Job. Without the images, print all the entries below exactly as given.

Working data.
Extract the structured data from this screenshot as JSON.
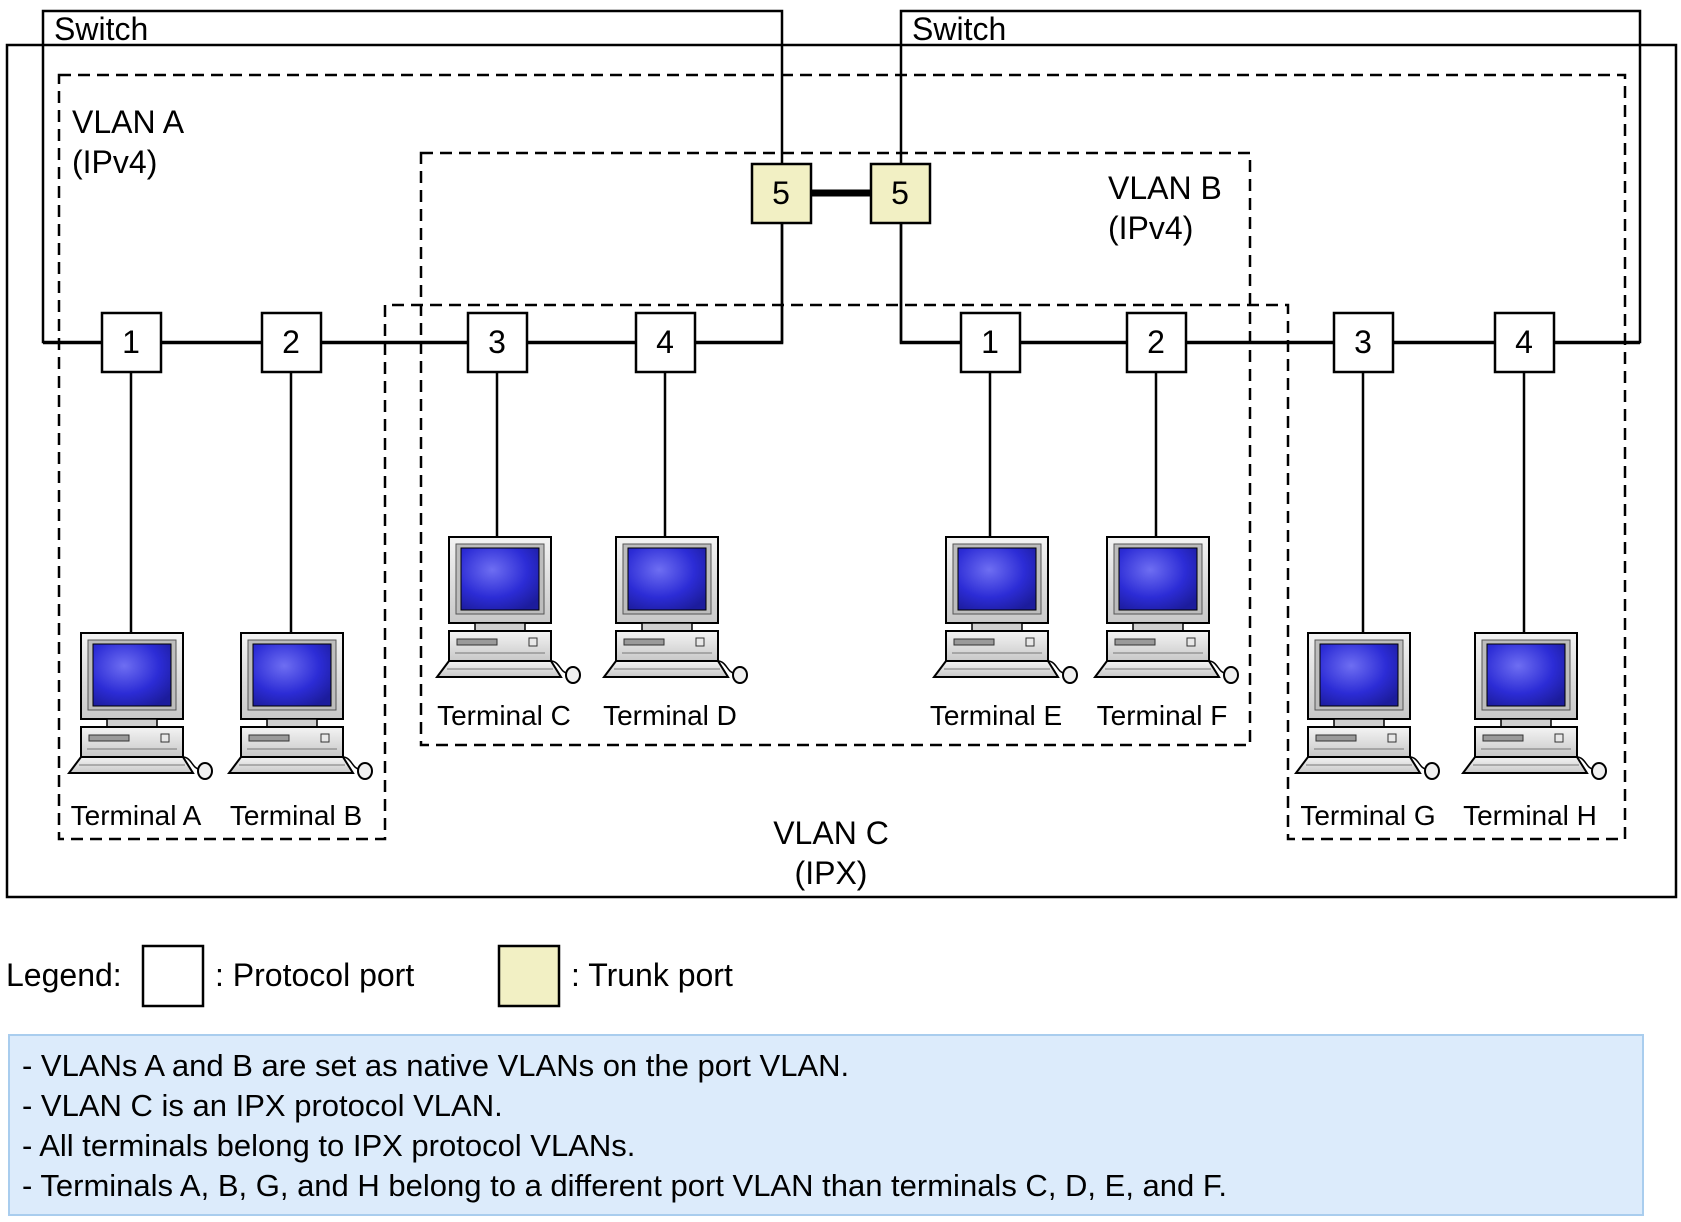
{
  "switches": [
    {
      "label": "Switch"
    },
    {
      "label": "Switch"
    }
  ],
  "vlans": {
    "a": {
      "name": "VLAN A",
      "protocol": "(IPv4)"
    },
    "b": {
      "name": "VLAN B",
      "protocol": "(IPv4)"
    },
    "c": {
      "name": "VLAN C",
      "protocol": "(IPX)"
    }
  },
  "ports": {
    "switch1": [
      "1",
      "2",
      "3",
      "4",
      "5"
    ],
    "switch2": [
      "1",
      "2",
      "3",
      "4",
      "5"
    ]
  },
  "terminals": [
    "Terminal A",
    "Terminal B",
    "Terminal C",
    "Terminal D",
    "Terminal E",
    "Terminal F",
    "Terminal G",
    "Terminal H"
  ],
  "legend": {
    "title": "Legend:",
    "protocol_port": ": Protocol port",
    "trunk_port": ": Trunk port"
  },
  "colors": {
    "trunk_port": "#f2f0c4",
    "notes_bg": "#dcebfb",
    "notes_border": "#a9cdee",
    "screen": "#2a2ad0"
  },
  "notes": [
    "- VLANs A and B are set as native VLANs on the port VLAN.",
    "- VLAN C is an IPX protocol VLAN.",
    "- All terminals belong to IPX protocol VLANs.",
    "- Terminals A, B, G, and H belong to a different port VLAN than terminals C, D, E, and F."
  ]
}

Result of this exercise.
Extract the structured data from this screenshot as JSON.
{
  "switches": [
    {
      "label": "Switch"
    },
    {
      "label": "Switch"
    }
  ],
  "vlans": {
    "a": {
      "name": "VLAN A",
      "protocol": "(IPv4)"
    },
    "b": {
      "name": "VLAN B",
      "protocol": "(IPv4)"
    },
    "c": {
      "name": "VLAN C",
      "protocol": "(IPX)"
    }
  },
  "ports": {
    "switch1": [
      "1",
      "2",
      "3",
      "4",
      "5"
    ],
    "switch2": [
      "1",
      "2",
      "3",
      "4",
      "5"
    ]
  },
  "terminals": [
    "Terminal A",
    "Terminal B",
    "Terminal C",
    "Terminal D",
    "Terminal E",
    "Terminal F",
    "Terminal G",
    "Terminal H"
  ],
  "legend": {
    "title": "Legend:",
    "protocol_port": ": Protocol port",
    "trunk_port": ": Trunk port"
  },
  "colors": {
    "trunk_port": "#f2f0c4",
    "notes_bg": "#dcebfb",
    "notes_border": "#a9cdee",
    "screen": "#2a2ad0"
  },
  "notes": [
    "- VLANs A and B are set as native VLANs on the port VLAN.",
    "- VLAN C is an IPX protocol VLAN.",
    "- All terminals belong to IPX protocol VLANs.",
    "- Terminals A, B, G, and H belong to a different port VLAN than terminals C, D, E, and F."
  ]
}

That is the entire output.